■ Input rows ■
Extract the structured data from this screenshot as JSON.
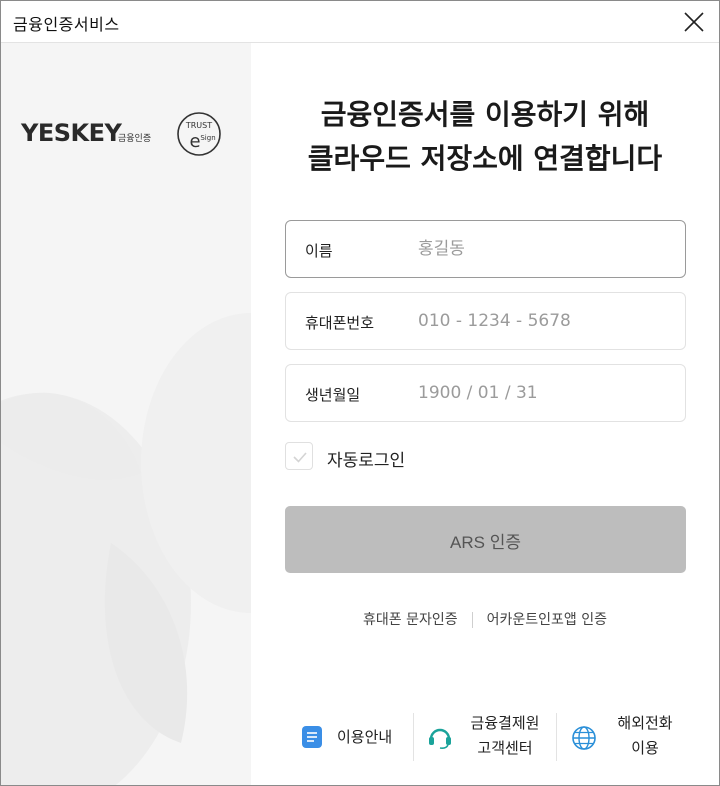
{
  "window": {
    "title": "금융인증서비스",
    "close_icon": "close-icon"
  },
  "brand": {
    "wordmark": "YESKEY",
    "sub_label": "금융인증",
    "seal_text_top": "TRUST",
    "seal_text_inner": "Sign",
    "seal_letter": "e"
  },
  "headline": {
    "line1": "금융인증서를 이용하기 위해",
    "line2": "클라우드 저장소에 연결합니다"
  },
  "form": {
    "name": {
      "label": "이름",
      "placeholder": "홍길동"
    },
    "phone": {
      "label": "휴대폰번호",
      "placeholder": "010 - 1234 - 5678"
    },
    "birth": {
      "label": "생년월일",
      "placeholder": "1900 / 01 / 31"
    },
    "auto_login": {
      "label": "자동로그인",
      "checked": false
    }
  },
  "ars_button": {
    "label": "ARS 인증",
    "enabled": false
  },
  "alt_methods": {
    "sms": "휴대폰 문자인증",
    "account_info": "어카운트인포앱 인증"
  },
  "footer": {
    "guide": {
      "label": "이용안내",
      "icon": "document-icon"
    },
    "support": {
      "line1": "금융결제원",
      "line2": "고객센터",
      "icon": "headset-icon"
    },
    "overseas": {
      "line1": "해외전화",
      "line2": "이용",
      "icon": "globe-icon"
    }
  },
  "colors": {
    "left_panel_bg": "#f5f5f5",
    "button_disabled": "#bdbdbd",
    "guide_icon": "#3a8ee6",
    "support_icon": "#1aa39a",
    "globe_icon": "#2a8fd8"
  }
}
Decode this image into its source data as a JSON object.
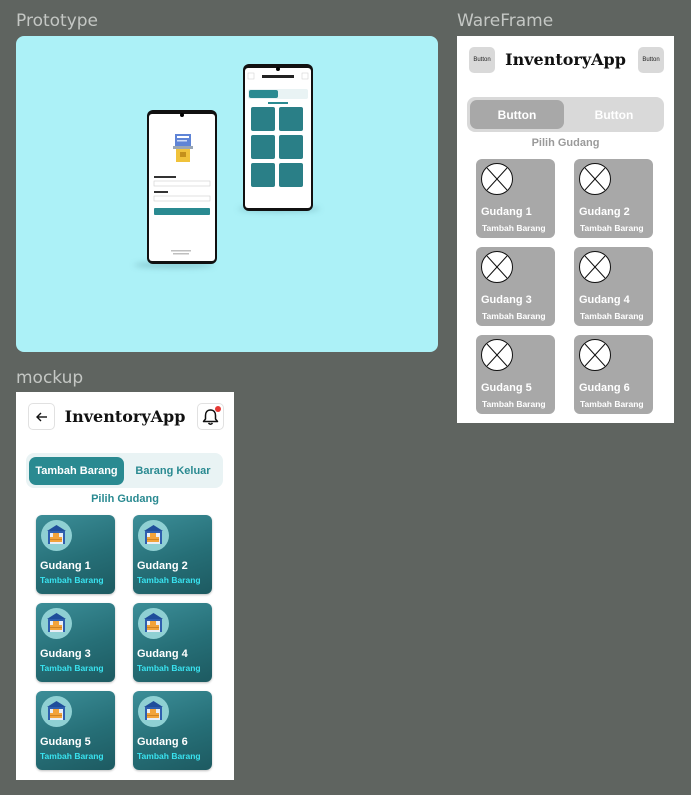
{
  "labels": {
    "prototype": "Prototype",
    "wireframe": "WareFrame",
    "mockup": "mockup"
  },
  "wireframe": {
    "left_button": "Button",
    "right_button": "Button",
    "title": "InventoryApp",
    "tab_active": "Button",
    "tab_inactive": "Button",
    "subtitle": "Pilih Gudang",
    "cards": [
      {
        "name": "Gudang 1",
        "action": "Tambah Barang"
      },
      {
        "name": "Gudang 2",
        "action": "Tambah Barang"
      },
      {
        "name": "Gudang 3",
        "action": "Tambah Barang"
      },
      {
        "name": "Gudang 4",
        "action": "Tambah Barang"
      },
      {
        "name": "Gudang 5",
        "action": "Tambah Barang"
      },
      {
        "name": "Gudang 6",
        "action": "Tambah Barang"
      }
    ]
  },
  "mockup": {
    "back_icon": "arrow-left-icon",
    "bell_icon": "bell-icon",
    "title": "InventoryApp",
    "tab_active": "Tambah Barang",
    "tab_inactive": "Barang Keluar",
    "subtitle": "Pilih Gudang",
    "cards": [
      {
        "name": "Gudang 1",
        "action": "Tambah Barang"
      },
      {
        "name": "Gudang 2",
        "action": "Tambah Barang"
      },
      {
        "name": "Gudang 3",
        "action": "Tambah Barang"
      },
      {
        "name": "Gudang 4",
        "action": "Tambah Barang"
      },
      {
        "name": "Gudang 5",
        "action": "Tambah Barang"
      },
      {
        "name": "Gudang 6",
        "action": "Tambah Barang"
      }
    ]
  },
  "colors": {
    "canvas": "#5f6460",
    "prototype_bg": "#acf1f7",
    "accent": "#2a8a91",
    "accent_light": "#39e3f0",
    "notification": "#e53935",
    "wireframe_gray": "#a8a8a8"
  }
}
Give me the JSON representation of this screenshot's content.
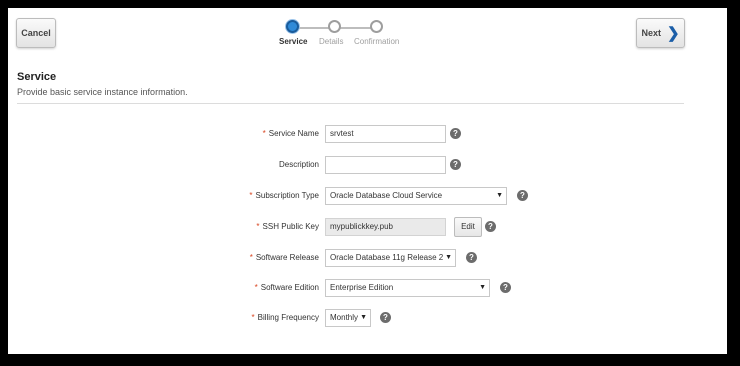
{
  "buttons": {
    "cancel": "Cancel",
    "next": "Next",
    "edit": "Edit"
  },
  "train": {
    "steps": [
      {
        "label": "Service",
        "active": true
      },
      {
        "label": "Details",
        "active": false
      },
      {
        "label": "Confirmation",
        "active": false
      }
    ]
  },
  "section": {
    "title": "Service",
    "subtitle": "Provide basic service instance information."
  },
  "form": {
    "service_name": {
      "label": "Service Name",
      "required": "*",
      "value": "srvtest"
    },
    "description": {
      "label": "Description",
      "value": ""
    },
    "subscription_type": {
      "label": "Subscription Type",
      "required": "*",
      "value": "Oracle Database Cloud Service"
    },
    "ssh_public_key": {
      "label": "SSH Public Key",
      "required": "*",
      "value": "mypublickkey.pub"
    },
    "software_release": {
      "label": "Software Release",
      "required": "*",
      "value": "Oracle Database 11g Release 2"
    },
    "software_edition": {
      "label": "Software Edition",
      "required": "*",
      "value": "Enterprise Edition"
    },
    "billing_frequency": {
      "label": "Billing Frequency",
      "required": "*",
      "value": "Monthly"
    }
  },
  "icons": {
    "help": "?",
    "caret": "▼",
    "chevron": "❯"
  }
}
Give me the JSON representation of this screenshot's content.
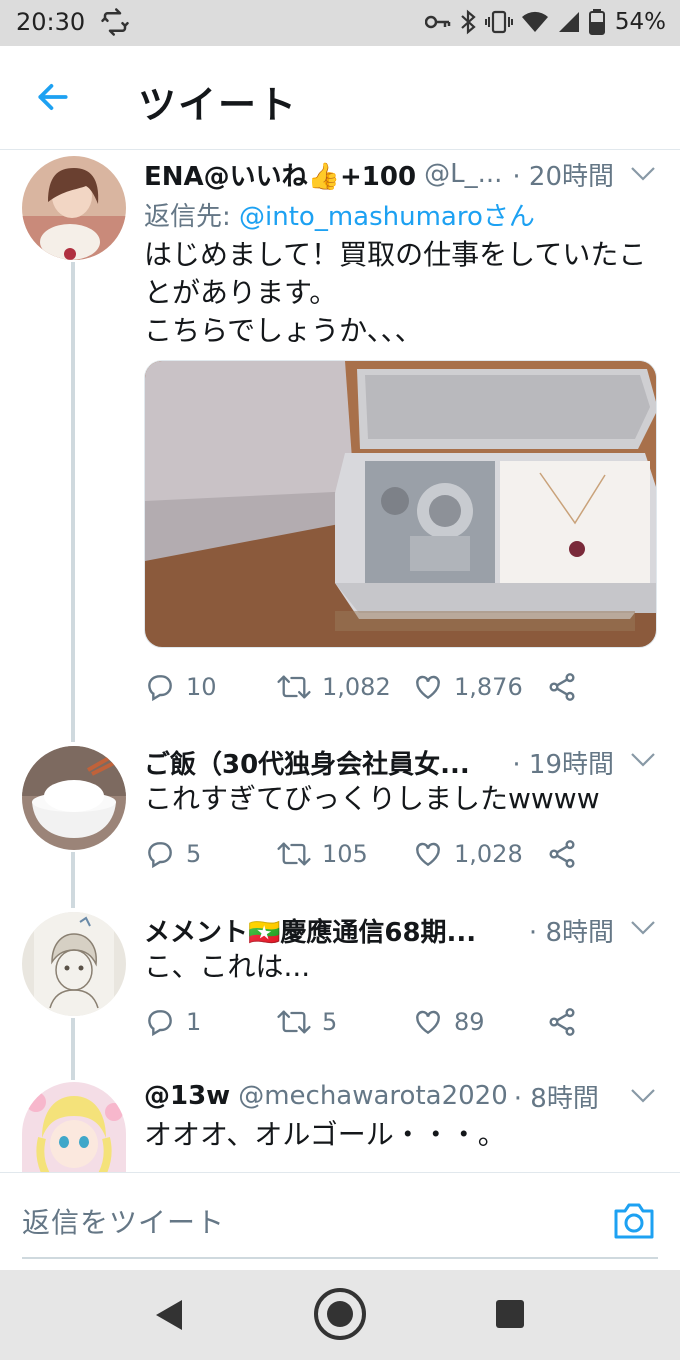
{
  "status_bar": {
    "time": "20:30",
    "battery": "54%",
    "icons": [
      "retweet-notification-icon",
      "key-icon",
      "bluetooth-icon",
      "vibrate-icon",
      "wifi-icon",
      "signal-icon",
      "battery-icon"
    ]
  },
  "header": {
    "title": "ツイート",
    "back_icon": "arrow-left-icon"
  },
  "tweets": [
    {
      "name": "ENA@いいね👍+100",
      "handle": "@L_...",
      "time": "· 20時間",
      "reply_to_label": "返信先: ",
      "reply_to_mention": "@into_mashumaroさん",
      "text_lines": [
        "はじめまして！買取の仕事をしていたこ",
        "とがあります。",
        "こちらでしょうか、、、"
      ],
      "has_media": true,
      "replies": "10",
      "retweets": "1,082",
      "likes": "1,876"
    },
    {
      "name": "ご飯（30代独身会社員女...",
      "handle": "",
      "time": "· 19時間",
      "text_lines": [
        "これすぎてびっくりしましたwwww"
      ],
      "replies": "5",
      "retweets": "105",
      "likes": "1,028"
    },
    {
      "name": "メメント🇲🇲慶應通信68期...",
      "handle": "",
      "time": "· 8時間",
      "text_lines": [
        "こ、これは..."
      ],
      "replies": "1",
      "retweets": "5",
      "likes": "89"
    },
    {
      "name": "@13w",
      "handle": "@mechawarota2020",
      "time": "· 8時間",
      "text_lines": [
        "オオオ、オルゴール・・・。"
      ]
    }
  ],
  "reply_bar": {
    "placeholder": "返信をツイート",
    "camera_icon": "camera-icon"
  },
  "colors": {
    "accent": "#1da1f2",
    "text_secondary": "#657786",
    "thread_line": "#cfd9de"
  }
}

■ Written instruction ■
Transcribe every line in the entries above, taking out only the images.

■ Completed task ■
Extract the structured data from this screenshot as JSON.
{
  "window": {
    "title": "금융인증서비스",
    "close_icon": "close-icon"
  },
  "brand": {
    "wordmark": "YESKEY",
    "sub_label": "금융인증",
    "seal_text_top": "TRUST",
    "seal_text_inner": "Sign",
    "seal_letter": "e"
  },
  "headline": {
    "line1": "금융인증서를 이용하기 위해",
    "line2": "클라우드 저장소에 연결합니다"
  },
  "form": {
    "name": {
      "label": "이름",
      "placeholder": "홍길동"
    },
    "phone": {
      "label": "휴대폰번호",
      "placeholder": "010 - 1234 - 5678"
    },
    "birth": {
      "label": "생년월일",
      "placeholder": "1900 / 01 / 31"
    },
    "auto_login": {
      "label": "자동로그인",
      "checked": false
    }
  },
  "ars_button": {
    "label": "ARS 인증",
    "enabled": false
  },
  "alt_methods": {
    "sms": "휴대폰 문자인증",
    "account_info": "어카운트인포앱 인증"
  },
  "footer": {
    "guide": {
      "label": "이용안내",
      "icon": "document-icon"
    },
    "support": {
      "line1": "금융결제원",
      "line2": "고객센터",
      "icon": "headset-icon"
    },
    "overseas": {
      "line1": "해외전화",
      "line2": "이용",
      "icon": "globe-icon"
    }
  },
  "colors": {
    "left_panel_bg": "#f5f5f5",
    "button_disabled": "#bdbdbd",
    "guide_icon": "#3a8ee6",
    "support_icon": "#1aa39a",
    "globe_icon": "#2a8fd8"
  }
}
Decode this image into its source data as a JSON object.
{
  "labels": {
    "prototype": "Prototype",
    "wireframe": "WareFrame",
    "mockup": "mockup"
  },
  "wireframe": {
    "left_button": "Button",
    "right_button": "Button",
    "title": "InventoryApp",
    "tab_active": "Button",
    "tab_inactive": "Button",
    "subtitle": "Pilih Gudang",
    "cards": [
      {
        "name": "Gudang 1",
        "action": "Tambah Barang"
      },
      {
        "name": "Gudang 2",
        "action": "Tambah Barang"
      },
      {
        "name": "Gudang 3",
        "action": "Tambah Barang"
      },
      {
        "name": "Gudang 4",
        "action": "Tambah Barang"
      },
      {
        "name": "Gudang 5",
        "action": "Tambah Barang"
      },
      {
        "name": "Gudang 6",
        "action": "Tambah Barang"
      }
    ]
  },
  "mockup": {
    "back_icon": "arrow-left-icon",
    "bell_icon": "bell-icon",
    "title": "InventoryApp",
    "tab_active": "Tambah Barang",
    "tab_inactive": "Barang Keluar",
    "subtitle": "Pilih Gudang",
    "cards": [
      {
        "name": "Gudang 1",
        "action": "Tambah Barang"
      },
      {
        "name": "Gudang 2",
        "action": "Tambah Barang"
      },
      {
        "name": "Gudang 3",
        "action": "Tambah Barang"
      },
      {
        "name": "Gudang 4",
        "action": "Tambah Barang"
      },
      {
        "name": "Gudang 5",
        "action": "Tambah Barang"
      },
      {
        "name": "Gudang 6",
        "action": "Tambah Barang"
      }
    ]
  },
  "colors": {
    "canvas": "#5f6460",
    "prototype_bg": "#acf1f7",
    "accent": "#2a8a91",
    "accent_light": "#39e3f0",
    "notification": "#e53935",
    "wireframe_gray": "#a8a8a8"
  }
}
Give me the JSON representation of this screenshot's content.
{
  "buttons": {
    "cancel": "Cancel",
    "next": "Next",
    "edit": "Edit"
  },
  "train": {
    "steps": [
      {
        "label": "Service",
        "active": true
      },
      {
        "label": "Details",
        "active": false
      },
      {
        "label": "Confirmation",
        "active": false
      }
    ]
  },
  "section": {
    "title": "Service",
    "subtitle": "Provide basic service instance information."
  },
  "form": {
    "service_name": {
      "label": "Service Name",
      "required": "*",
      "value": "srvtest"
    },
    "description": {
      "label": "Description",
      "value": ""
    },
    "subscription_type": {
      "label": "Subscription Type",
      "required": "*",
      "value": "Oracle Database Cloud Service"
    },
    "ssh_public_key": {
      "label": "SSH Public Key",
      "required": "*",
      "value": "mypublickkey.pub"
    },
    "software_release": {
      "label": "Software Release",
      "required": "*",
      "value": "Oracle Database 11g Release 2"
    },
    "software_edition": {
      "label": "Software Edition",
      "required": "*",
      "value": "Enterprise Edition"
    },
    "billing_frequency": {
      "label": "Billing Frequency",
      "required": "*",
      "value": "Monthly"
    }
  },
  "icons": {
    "help": "?",
    "caret": "▼",
    "chevron": "❯"
  }
}
Give me the JSON representation of this screenshot's content.
{
  "status_bar": {
    "time": "20:30",
    "battery": "54%",
    "icons": [
      "retweet-notification-icon",
      "key-icon",
      "bluetooth-icon",
      "vibrate-icon",
      "wifi-icon",
      "signal-icon",
      "battery-icon"
    ]
  },
  "header": {
    "title": "ツイート",
    "back_icon": "arrow-left-icon"
  },
  "tweets": [
    {
      "name": "ENA@いいね👍+100",
      "handle": "@L_...",
      "time": "· 20時間",
      "reply_to_label": "返信先: ",
      "reply_to_mention": "@into_mashumaroさん",
      "text_lines": [
        "はじめまして！買取の仕事をしていたこ",
        "とがあります。",
        "こちらでしょうか、、、"
      ],
      "has_media": true,
      "replies": "10",
      "retweets": "1,082",
      "likes": "1,876"
    },
    {
      "name": "ご飯（30代独身会社員女...",
      "handle": "",
      "time": "· 19時間",
      "text_lines": [
        "これすぎてびっくりしましたwwww"
      ],
      "replies": "5",
      "retweets": "105",
      "likes": "1,028"
    },
    {
      "name": "メメント🇲🇲慶應通信68期...",
      "handle": "",
      "time": "· 8時間",
      "text_lines": [
        "こ、これは..."
      ],
      "replies": "1",
      "retweets": "5",
      "likes": "89"
    },
    {
      "name": "@13w",
      "handle": "@mechawarota2020",
      "time": "· 8時間",
      "text_lines": [
        "オオオ、オルゴール・・・。"
      ]
    }
  ],
  "reply_bar": {
    "placeholder": "返信をツイート",
    "camera_icon": "camera-icon"
  },
  "colors": {
    "accent": "#1da1f2",
    "text_secondary": "#657786",
    "thread_line": "#cfd9de"
  }
}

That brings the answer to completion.